**GIVEN REQUEST:** Count the lines in the records below that contain the word "this", and give only that number.

Collected data entries:
***

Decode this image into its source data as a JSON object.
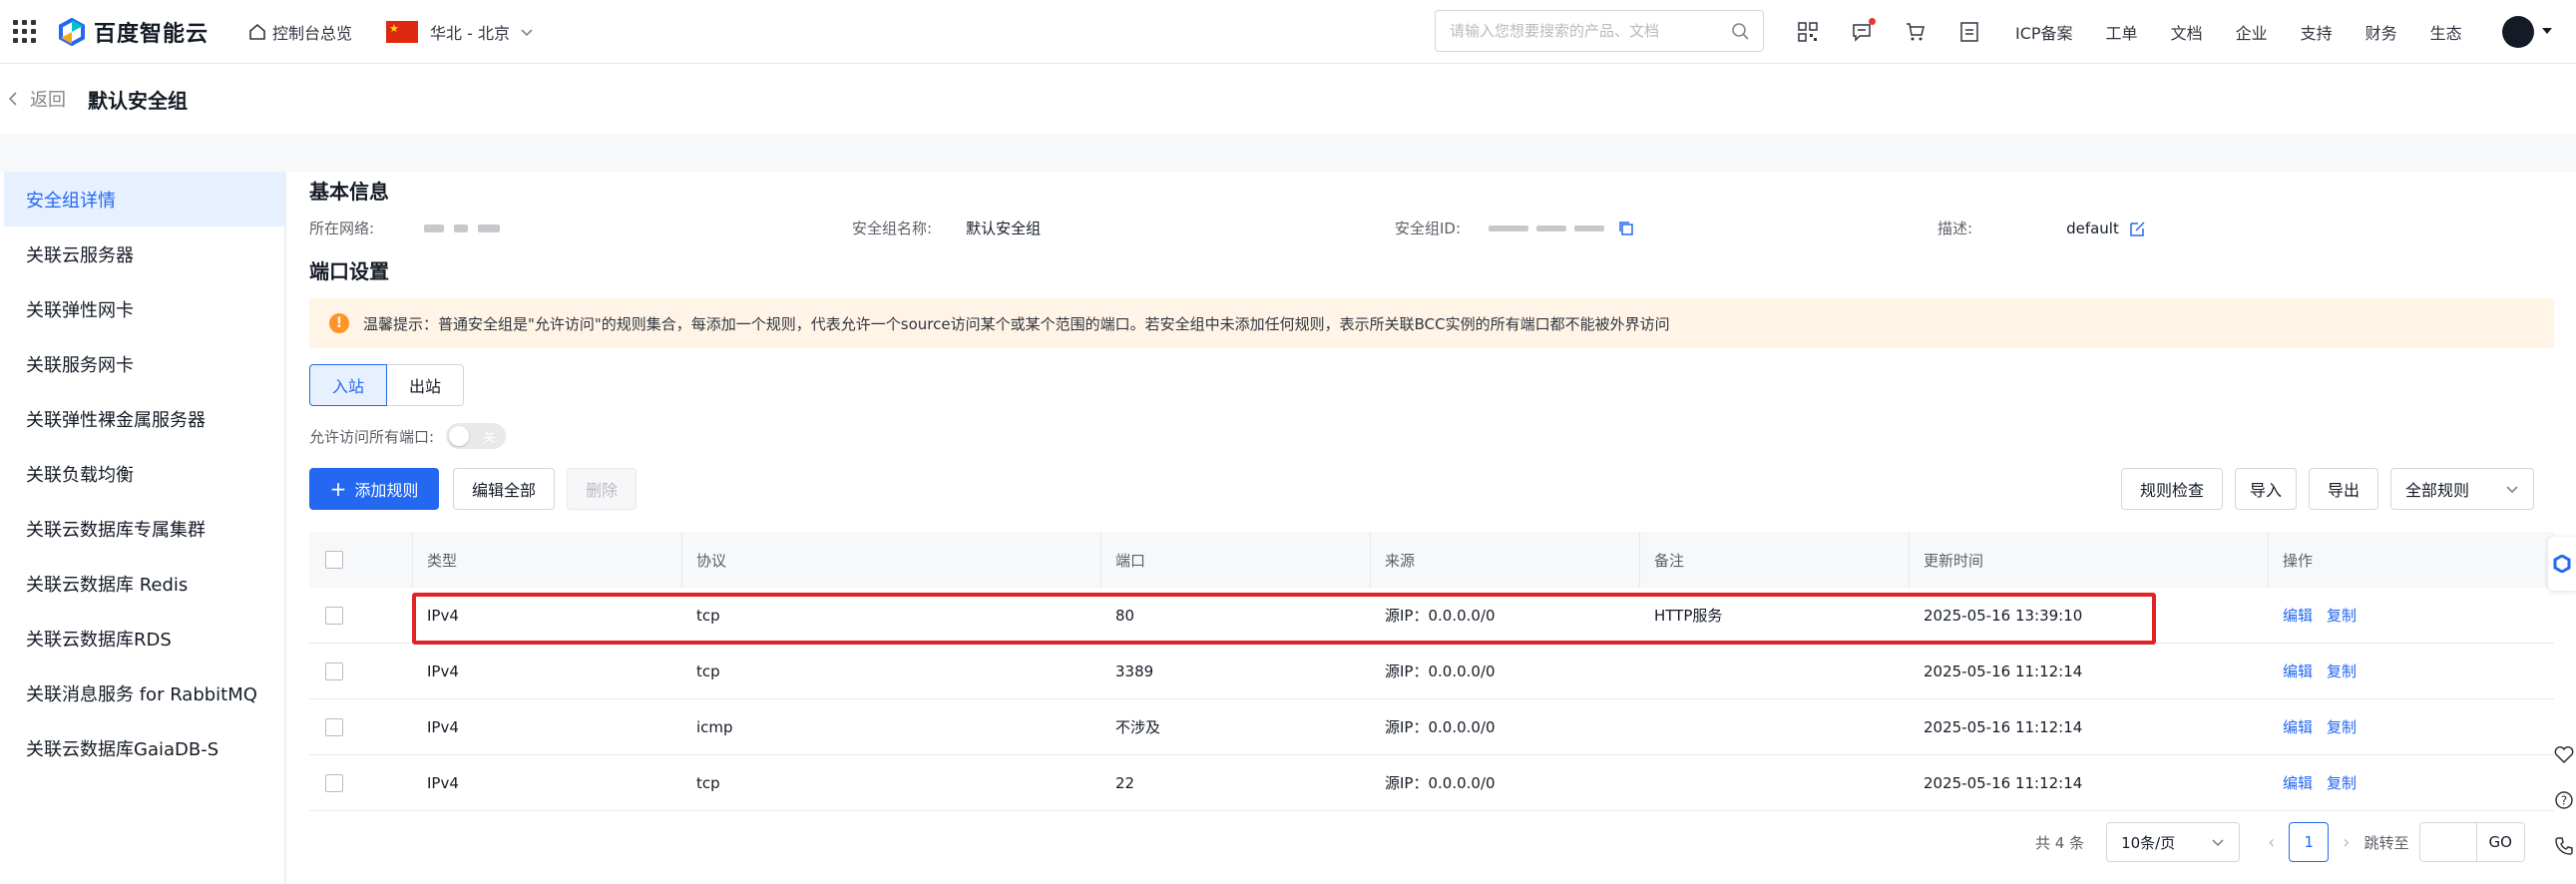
{
  "topbar": {
    "brand": "百度智能云",
    "console_home": "控制台总览",
    "region": "华北 - 北京",
    "search_placeholder": "请输入您想要搜索的产品、文档",
    "links": [
      "ICP备案",
      "工单",
      "文档",
      "企业",
      "支持",
      "财务",
      "生态"
    ]
  },
  "header": {
    "back": "返回",
    "title": "默认安全组"
  },
  "sidebar": {
    "items": [
      {
        "label": "安全组详情",
        "active": true
      },
      {
        "label": "关联云服务器"
      },
      {
        "label": "关联弹性网卡"
      },
      {
        "label": "关联服务网卡"
      },
      {
        "label": "关联弹性裸金属服务器"
      },
      {
        "label": "关联负载均衡"
      },
      {
        "label": "关联云数据库专属集群"
      },
      {
        "label": "关联云数据库 Redis"
      },
      {
        "label": "关联云数据库RDS"
      },
      {
        "label": "关联消息服务 for RabbitMQ"
      },
      {
        "label": "关联云数据库GaiaDB-S"
      }
    ]
  },
  "basic": {
    "title": "基本信息",
    "network_label": "所在网络:",
    "name_label": "安全组名称:",
    "name_value": "默认安全组",
    "id_label": "安全组ID:",
    "desc_label": "描述:",
    "desc_value": "default"
  },
  "ports": {
    "title": "端口设置",
    "notice": "温馨提示：普通安全组是\"允许访问\"的规则集合，每添加一个规则，代表允许一个source访问某个或某个范围的端口。若安全组中未添加任何规则，表示所关联BCC实例的所有端口都不能被外界访问",
    "tabs": [
      {
        "label": "入站",
        "active": true
      },
      {
        "label": "出站"
      }
    ],
    "allow_all_label": "允许访问所有端口:",
    "switch_label": "关",
    "buttons": {
      "add": "添加规则",
      "edit_all": "编辑全部",
      "delete": "删除",
      "check": "规则检查",
      "import": "导入",
      "export": "导出",
      "filter": "全部规则"
    }
  },
  "table": {
    "headers": [
      "类型",
      "协议",
      "端口",
      "来源",
      "备注",
      "更新时间",
      "操作"
    ],
    "rows": [
      {
        "type": "IPv4",
        "protocol": "tcp",
        "port": "80",
        "source": "源IP：0.0.0.0/0",
        "remark": "HTTP服务",
        "updated": "2025-05-16 13:39:10",
        "edit": "编辑",
        "copy": "复制"
      },
      {
        "type": "IPv4",
        "protocol": "tcp",
        "port": "3389",
        "source": "源IP：0.0.0.0/0",
        "remark": "",
        "updated": "2025-05-16 11:12:14",
        "edit": "编辑",
        "copy": "复制"
      },
      {
        "type": "IPv4",
        "protocol": "icmp",
        "port": "不涉及",
        "source": "源IP：0.0.0.0/0",
        "remark": "",
        "updated": "2025-05-16 11:12:14",
        "edit": "编辑",
        "copy": "复制"
      },
      {
        "type": "IPv4",
        "protocol": "tcp",
        "port": "22",
        "source": "源IP：0.0.0.0/0",
        "remark": "",
        "updated": "2025-05-16 11:12:14",
        "edit": "编辑",
        "copy": "复制"
      }
    ]
  },
  "pagination": {
    "total": "共 4 条",
    "page_size": "10条/页",
    "current": "1",
    "jump_label": "跳转至",
    "go": "GO"
  },
  "colors": {
    "primary": "#2468f2",
    "highlight": "#e02424",
    "notice_bg": "#fff4e6",
    "warning": "#ff9326"
  }
}
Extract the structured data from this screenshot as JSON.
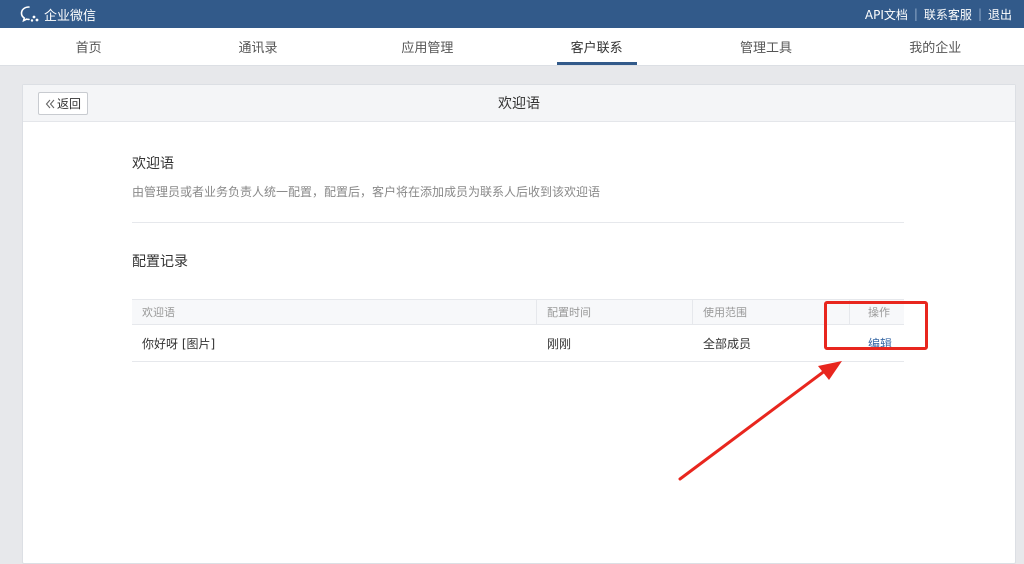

***

**FULL ANSWER:** 2